--- Start of AVAILABLE RECORDS ---

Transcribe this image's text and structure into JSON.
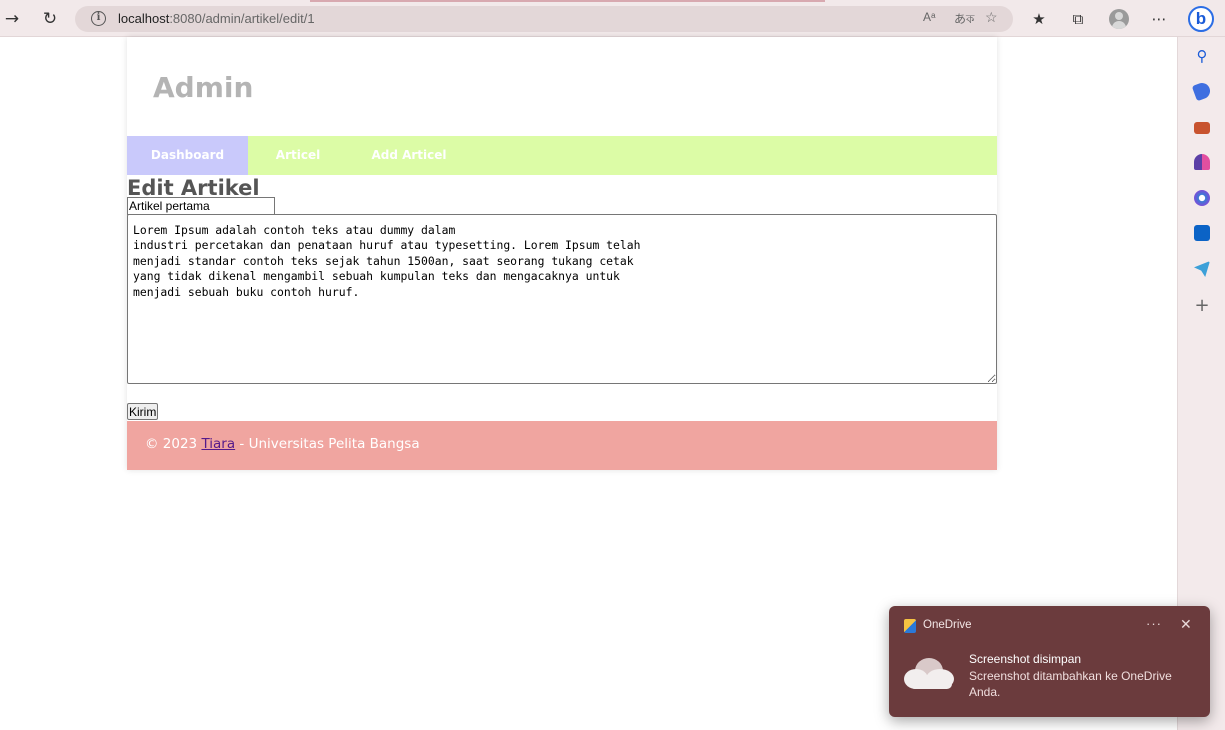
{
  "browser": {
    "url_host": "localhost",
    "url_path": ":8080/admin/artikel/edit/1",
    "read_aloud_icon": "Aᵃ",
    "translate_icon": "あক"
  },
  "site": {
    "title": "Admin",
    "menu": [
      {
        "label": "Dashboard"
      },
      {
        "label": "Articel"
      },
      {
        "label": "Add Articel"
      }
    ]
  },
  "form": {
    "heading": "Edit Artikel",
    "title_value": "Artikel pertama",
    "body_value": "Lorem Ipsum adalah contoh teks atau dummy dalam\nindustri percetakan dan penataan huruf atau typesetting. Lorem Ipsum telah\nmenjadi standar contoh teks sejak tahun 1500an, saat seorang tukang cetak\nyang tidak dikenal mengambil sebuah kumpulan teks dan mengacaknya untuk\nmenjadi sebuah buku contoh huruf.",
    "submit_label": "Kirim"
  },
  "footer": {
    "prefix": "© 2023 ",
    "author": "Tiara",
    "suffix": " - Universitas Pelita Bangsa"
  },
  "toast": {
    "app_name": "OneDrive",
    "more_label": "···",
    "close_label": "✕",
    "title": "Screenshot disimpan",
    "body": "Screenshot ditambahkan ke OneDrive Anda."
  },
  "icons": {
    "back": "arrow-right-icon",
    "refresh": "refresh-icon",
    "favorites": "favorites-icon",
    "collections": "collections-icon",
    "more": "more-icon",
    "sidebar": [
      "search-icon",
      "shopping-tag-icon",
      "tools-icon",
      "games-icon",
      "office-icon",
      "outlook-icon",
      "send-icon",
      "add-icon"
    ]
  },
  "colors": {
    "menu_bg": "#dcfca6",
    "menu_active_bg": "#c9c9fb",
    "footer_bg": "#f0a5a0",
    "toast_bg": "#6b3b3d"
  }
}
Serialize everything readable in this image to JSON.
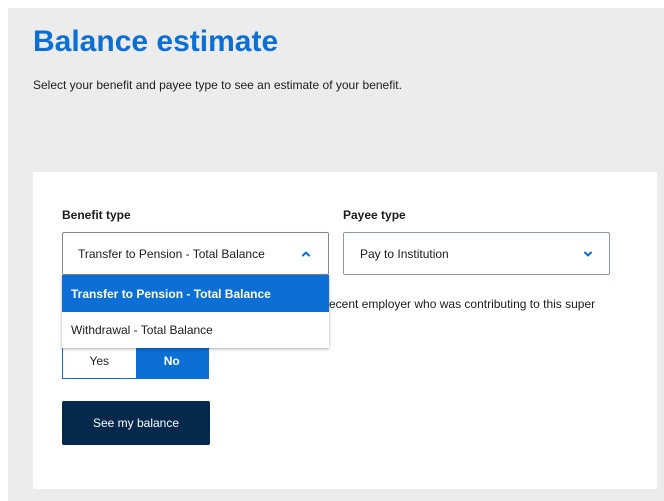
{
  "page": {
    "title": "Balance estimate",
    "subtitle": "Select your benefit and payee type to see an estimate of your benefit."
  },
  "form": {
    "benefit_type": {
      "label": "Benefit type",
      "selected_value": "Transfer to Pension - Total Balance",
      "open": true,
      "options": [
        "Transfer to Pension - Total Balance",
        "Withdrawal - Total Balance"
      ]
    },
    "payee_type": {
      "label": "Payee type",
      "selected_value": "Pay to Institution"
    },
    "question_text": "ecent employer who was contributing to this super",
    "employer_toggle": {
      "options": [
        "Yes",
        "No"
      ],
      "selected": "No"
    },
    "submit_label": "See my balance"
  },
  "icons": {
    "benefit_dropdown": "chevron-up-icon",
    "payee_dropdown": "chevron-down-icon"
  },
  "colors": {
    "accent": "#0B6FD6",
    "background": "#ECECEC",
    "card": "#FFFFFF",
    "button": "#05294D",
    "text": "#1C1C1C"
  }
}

--- End of AVAILABLE RECORDS ---

* [DESCRIPTION OF THE TASK]:
Beginning with the line that contains "Serialize everything readable" in the data above, please copy each line exactly until the last line, both ends included, skipping any pictures.

* [ANSWER FOR THE TASK]:
Serialize everything readable in this image to JSON.
{
  "page": {
    "title": "Balance estimate",
    "subtitle": "Select your benefit and payee type to see an estimate of your benefit."
  },
  "form": {
    "benefit_type": {
      "label": "Benefit type",
      "selected_value": "Transfer to Pension - Total Balance",
      "open": true,
      "options": [
        "Transfer to Pension - Total Balance",
        "Withdrawal - Total Balance"
      ]
    },
    "payee_type": {
      "label": "Payee type",
      "selected_value": "Pay to Institution"
    },
    "question_text": "ecent employer who was contributing to this super",
    "employer_toggle": {
      "options": [
        "Yes",
        "No"
      ],
      "selected": "No"
    },
    "submit_label": "See my balance"
  },
  "icons": {
    "benefit_dropdown": "chevron-up-icon",
    "payee_dropdown": "chevron-down-icon"
  },
  "colors": {
    "accent": "#0B6FD6",
    "background": "#ECECEC",
    "card": "#FFFFFF",
    "button": "#05294D",
    "text": "#1C1C1C"
  }
}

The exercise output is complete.